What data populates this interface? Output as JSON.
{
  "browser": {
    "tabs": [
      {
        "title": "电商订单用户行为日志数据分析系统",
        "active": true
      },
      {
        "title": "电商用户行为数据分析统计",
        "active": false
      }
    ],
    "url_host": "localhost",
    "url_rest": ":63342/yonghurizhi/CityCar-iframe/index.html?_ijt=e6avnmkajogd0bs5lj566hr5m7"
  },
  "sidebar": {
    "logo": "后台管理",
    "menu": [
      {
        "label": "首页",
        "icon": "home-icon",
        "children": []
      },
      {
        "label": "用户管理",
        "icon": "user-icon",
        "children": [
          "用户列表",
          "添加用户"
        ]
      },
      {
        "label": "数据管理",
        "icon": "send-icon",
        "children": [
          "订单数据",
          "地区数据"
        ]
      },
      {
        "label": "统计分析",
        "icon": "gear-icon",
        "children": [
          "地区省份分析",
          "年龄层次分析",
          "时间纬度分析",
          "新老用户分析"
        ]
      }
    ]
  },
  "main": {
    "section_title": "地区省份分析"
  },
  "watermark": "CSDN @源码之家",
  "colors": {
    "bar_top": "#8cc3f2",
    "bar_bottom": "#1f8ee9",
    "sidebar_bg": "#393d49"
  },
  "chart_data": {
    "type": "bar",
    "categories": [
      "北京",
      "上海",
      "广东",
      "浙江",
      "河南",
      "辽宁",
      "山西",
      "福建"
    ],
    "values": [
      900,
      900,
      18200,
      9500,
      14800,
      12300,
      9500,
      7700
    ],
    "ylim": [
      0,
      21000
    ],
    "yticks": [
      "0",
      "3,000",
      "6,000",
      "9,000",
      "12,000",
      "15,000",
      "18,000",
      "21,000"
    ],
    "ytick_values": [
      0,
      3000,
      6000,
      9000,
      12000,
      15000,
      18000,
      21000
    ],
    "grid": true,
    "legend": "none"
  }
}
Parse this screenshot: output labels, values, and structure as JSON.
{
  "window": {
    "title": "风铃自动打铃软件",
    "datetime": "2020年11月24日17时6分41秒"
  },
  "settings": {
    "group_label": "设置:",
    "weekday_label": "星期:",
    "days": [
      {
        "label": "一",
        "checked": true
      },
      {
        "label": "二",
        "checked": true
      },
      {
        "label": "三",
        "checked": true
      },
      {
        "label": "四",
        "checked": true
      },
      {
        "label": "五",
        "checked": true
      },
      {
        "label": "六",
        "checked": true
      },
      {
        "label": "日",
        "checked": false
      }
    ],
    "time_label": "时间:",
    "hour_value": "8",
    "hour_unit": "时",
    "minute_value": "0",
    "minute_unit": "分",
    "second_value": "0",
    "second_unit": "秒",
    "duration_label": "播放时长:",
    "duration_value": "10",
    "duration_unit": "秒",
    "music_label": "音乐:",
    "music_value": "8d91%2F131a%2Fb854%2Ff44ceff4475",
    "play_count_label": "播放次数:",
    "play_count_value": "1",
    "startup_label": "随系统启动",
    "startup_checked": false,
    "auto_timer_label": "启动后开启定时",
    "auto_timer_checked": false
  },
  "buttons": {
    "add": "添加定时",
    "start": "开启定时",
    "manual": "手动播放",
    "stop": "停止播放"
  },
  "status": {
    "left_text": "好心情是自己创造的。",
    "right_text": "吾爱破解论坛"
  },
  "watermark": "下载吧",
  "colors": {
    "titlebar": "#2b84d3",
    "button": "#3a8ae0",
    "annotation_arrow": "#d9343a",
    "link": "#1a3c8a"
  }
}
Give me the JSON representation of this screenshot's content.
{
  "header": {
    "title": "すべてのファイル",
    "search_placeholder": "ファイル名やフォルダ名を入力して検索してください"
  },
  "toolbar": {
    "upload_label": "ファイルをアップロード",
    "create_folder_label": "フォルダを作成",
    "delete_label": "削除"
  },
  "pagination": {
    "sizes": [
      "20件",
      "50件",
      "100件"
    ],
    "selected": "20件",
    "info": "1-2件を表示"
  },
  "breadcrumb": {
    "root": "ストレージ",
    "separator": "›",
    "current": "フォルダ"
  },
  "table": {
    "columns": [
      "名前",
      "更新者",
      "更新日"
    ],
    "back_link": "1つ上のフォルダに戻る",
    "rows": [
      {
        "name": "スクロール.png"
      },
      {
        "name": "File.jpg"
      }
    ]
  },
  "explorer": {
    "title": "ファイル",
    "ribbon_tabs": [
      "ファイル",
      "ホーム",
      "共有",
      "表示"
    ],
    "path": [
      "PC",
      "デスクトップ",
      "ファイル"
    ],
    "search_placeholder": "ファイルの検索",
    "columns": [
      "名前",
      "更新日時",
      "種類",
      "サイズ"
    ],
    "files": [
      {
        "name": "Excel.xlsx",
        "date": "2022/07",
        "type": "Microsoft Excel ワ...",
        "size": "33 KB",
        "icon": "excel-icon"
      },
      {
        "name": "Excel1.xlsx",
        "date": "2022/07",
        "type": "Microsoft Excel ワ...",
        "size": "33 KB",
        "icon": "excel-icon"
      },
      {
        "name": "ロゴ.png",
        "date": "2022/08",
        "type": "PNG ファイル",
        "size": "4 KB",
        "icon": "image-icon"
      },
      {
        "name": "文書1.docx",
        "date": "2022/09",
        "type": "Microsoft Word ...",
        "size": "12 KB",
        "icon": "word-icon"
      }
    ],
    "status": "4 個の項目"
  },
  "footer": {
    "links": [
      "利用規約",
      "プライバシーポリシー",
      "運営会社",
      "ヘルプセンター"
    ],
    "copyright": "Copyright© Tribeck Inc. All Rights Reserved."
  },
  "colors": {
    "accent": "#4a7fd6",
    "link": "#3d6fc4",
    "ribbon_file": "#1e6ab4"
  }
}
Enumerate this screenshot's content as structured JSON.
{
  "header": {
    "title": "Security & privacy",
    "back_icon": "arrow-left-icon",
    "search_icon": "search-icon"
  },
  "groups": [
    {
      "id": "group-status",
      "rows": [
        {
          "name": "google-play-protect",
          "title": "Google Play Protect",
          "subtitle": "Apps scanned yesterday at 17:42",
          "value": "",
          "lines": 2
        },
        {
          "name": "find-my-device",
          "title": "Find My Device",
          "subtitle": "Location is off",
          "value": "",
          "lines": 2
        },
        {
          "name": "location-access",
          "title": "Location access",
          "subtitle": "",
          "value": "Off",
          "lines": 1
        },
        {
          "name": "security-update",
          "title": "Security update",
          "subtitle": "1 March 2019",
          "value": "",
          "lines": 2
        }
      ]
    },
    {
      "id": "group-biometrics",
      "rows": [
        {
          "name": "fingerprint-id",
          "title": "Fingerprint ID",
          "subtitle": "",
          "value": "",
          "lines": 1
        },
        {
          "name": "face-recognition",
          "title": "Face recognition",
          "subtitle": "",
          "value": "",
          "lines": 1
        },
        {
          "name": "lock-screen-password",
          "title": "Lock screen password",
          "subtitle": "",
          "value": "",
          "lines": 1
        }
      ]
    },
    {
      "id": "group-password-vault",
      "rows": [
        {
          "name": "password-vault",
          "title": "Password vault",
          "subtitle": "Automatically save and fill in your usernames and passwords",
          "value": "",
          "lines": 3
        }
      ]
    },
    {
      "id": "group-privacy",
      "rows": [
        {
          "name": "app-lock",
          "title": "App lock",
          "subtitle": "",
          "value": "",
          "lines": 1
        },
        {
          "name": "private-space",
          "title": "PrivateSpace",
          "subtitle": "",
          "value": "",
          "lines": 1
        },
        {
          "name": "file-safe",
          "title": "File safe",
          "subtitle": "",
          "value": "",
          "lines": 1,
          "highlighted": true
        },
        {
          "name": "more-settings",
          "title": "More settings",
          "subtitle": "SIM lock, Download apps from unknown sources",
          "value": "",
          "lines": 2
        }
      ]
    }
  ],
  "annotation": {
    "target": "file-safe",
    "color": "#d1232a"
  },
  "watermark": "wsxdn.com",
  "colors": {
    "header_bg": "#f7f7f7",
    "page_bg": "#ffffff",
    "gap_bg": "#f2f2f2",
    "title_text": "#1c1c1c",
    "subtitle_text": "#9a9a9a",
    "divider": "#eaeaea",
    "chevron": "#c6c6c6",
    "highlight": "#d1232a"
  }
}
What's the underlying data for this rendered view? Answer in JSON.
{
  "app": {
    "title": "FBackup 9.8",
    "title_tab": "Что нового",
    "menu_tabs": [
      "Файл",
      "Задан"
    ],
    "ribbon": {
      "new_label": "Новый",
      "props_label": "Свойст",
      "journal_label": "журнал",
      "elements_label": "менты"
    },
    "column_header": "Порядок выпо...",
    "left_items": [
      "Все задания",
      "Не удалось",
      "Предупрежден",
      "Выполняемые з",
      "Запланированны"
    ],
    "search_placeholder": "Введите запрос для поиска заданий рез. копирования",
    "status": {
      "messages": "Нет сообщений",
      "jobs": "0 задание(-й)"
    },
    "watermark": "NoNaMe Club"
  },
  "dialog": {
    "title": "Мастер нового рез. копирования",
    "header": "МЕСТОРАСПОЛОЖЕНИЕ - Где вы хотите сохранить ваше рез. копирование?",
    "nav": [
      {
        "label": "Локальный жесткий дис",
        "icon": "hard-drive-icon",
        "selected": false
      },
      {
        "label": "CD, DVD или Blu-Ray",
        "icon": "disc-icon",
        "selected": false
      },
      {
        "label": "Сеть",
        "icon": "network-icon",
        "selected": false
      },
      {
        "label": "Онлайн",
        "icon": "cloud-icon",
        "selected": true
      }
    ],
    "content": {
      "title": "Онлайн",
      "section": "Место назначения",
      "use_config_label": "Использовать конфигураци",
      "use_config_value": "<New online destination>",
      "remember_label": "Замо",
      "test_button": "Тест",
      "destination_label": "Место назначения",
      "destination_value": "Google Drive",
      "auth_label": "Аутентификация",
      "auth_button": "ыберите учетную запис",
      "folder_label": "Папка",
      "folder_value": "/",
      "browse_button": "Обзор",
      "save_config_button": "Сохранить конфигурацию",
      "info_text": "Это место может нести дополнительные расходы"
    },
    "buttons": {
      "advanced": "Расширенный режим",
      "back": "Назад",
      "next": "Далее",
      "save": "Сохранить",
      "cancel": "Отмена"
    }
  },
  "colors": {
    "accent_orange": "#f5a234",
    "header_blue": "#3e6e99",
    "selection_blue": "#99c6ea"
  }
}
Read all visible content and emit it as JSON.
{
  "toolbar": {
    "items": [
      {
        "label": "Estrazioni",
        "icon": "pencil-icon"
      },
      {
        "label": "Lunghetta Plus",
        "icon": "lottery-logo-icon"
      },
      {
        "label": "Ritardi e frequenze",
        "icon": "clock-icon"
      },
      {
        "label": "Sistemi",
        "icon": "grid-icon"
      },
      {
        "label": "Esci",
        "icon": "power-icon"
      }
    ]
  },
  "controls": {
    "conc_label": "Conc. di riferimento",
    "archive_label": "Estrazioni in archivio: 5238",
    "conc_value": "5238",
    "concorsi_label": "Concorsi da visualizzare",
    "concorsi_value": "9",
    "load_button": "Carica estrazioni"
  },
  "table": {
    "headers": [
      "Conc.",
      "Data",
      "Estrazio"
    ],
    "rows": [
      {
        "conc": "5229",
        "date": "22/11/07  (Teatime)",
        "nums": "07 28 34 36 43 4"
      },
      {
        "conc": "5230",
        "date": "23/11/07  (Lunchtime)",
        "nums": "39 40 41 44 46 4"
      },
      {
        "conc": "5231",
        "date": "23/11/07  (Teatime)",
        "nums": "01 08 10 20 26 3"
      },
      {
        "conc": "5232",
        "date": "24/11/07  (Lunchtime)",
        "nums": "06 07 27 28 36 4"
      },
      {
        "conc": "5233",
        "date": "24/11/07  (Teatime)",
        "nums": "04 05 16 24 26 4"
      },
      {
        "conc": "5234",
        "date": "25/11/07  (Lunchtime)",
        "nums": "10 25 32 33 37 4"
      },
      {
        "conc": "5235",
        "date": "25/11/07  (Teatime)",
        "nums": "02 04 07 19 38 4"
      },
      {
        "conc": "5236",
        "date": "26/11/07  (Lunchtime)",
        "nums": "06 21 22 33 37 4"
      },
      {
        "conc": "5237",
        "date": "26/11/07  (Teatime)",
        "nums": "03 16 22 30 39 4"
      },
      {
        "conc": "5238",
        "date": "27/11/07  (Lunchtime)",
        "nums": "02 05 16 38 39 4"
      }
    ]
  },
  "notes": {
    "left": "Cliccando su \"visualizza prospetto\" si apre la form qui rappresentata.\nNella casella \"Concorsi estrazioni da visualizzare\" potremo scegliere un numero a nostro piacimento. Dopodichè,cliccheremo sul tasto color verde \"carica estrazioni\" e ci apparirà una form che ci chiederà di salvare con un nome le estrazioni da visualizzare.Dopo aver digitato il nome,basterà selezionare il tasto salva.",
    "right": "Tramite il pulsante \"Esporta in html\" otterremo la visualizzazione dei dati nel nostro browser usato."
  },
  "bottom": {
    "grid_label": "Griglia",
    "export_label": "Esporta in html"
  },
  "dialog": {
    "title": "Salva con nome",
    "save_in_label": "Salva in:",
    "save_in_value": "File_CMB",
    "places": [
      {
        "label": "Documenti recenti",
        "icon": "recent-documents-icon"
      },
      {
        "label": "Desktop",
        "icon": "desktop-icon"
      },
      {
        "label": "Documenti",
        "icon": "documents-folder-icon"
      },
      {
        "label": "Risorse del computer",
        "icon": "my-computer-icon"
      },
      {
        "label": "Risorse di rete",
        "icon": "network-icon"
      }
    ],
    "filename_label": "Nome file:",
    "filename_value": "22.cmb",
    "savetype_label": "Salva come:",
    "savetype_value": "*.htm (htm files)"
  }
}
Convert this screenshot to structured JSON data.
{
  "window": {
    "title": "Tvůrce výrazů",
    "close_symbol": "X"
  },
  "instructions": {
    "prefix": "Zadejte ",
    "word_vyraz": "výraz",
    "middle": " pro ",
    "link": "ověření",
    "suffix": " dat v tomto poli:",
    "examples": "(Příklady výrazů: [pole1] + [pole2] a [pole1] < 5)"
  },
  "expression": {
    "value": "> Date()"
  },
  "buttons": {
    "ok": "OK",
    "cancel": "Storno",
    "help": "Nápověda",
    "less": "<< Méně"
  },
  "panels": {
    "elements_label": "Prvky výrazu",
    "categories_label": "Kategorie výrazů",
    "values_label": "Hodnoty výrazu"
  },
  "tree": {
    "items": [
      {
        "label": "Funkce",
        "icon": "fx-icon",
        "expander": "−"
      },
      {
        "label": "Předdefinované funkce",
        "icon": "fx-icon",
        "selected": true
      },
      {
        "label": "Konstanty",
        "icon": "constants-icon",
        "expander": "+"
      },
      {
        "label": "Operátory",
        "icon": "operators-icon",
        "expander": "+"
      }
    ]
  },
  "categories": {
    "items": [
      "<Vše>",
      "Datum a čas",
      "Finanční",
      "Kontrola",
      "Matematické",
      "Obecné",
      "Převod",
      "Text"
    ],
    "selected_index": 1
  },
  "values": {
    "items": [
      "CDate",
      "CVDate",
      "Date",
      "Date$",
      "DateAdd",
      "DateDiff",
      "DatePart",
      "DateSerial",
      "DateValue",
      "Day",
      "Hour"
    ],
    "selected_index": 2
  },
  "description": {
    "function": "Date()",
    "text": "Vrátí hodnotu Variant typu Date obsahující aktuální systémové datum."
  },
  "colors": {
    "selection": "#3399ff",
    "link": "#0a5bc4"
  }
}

What the task requires: Return each line where "browser" shows up.

Response to the task:
  "browser": {
    "right": "Tramite il pulsante \"Esporta in html\" otterremo la visualizzazione dei dati nel nostro browser usato."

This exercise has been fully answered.